Last revised: January 10, 2019

EXHIBIT A
Business Associate Agreement

2 STEP BUSINESS ASSOCIATE AGREEMENT

This Business Associate Agreement (“Agreement”) shall be incorporated into the applicable Terms of Service or Master Service Agreement for 2 Step Clients or Customers that are Covered Entities and provide Protected Health Information (“PHI”) (as defined in HIPAA) to 2 Step Reviews, Inc. in the course of using or accessing purchased 2 Step Services.

The Parties to this Agreement are committed to complying with the Standards for Privacy of Individually Identifiable Health Information (the “Privacy Rule”) and the Standards for Security of Electronic Protected Health Information (the “Security Rule) under the Health Insurance Portability and Accountability Act of 1996 (“HIPAA”). This Agreement, in conjunction with the Privacy and Security Rules, sets forth the terms and conditions pursuant to which PHI (electronic and non-electronic) that is created, received, maintained, or transmitted by, the Business Associate from or on behalf of Covered Entity, will be handled between the Business Associate and Covered Entity and with third parties during the term of their Underlying Agreement and after its termination.

1. Definitions.

1.1. HIPAA Rules. “HIPAA Rules” shall mean the Privacy, Security, Breach Notification, and Enforcement Rules at 45 CFR Part 160 and Part 164. A reference in this Agreement to a section in the HIPAA Rules means the section as in effect or as amended.

1.2. Other terms. The following terms used in this Agreement shall have the same meaning as those terms in the HIPAA Rules: Business Associate, Breach, Covered Entity, Data Aggregation, Designated Record Set, Disclosure, Electronic Protected Health Information, Health Care Operations, Individual, Minimum Necessary, Notice of Privacy Practices, Privacy Officer, Privacy Rule, Protected 

Health Information (“PHI”), Required By Law, Secretary, Security Rule, Security Incident, Subcontractor, Unsecured Protected Health Information, and Use.

# Given data
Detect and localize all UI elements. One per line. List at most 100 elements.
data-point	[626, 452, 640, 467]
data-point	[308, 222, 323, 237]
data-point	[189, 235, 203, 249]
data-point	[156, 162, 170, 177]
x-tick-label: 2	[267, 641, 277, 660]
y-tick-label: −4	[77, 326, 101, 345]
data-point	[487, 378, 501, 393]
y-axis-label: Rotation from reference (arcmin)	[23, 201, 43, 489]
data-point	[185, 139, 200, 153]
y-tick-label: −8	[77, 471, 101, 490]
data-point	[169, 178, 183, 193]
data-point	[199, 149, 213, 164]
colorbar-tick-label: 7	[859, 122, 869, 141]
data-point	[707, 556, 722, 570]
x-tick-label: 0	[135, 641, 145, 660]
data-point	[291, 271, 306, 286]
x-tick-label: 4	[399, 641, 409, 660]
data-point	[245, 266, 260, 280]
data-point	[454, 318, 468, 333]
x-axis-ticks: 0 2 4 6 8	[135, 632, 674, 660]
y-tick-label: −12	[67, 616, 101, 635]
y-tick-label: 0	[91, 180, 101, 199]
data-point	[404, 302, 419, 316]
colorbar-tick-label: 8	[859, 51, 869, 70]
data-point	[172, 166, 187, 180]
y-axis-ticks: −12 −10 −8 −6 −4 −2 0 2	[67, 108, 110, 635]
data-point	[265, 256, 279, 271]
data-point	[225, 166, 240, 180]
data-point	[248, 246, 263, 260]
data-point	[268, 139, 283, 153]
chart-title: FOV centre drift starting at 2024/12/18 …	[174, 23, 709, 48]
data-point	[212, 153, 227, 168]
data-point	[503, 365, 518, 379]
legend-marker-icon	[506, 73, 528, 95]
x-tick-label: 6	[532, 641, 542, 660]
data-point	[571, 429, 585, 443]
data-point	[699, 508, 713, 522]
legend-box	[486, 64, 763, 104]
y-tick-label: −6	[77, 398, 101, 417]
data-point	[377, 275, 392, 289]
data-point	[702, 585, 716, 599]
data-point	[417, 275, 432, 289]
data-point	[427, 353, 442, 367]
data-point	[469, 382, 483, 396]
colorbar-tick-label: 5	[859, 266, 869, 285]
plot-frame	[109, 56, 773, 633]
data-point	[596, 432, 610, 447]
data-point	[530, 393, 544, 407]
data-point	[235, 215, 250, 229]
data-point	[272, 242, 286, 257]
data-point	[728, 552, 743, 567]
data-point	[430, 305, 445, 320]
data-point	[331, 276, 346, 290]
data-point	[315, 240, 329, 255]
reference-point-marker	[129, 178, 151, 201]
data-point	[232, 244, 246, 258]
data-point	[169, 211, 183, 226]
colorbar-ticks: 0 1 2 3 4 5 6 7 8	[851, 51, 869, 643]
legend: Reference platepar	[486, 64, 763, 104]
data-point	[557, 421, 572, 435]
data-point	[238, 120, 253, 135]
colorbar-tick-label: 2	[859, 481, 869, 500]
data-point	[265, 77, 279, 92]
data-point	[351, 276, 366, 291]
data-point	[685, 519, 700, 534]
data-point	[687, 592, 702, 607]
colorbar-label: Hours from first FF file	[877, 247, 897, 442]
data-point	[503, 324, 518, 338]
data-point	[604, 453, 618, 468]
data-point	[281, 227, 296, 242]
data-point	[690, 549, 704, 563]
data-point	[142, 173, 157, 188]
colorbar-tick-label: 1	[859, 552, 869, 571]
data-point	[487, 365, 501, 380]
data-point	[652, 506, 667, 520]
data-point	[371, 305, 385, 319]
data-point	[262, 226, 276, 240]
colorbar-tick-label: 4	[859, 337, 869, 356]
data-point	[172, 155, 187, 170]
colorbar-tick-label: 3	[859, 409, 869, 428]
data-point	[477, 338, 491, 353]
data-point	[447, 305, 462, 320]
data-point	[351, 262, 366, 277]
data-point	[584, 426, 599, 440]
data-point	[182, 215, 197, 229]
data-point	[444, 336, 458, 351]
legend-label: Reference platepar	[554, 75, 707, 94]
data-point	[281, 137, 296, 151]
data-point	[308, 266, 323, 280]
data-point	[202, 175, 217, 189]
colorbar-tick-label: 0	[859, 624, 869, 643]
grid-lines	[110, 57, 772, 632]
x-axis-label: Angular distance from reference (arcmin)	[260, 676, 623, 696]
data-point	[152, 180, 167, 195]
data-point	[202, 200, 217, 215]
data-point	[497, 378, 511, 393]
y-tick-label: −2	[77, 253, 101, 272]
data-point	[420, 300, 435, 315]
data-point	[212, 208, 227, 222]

# Aim
Continue the business associate agreement from its last sentence, carrying on with the next part of the document in the same style.

# Exercise result
2. PERMITTED USES AND DISCLOSURES OF PHI

2.1 Services. Business Associate provides services (“Services”) for Covered Entity that involve the receipt, use and disclosure of PHI. Except as otherwise specified herein, the Business Associate may make all uses of PHI necessary to perform its obligations under the Underlying Agreement. All other uses not authorized by this Agreement are prohibited. Moreover, Business Associate may disclose PHI for the purposes authorized by this Agreement only: (i) to its employees, subcontractors and agents, in accordance with Section 3.1(d), or (ii) as otherwise permitted by or as required by the Privacy or Security Rule.

2.2 Business Activities of the Business Associate. Unless otherwise limited herein and if such use or disclosure of PHI would not violate the Privacy or Security Rules if done by the Covered Entity, the Business Associate may:

     a. Use the PHI in its possession for its proper management and administration and to fulfill any present or future legal responsibilities of the Business Associate provided that such uses are permitted under state and federal confidentiality laws.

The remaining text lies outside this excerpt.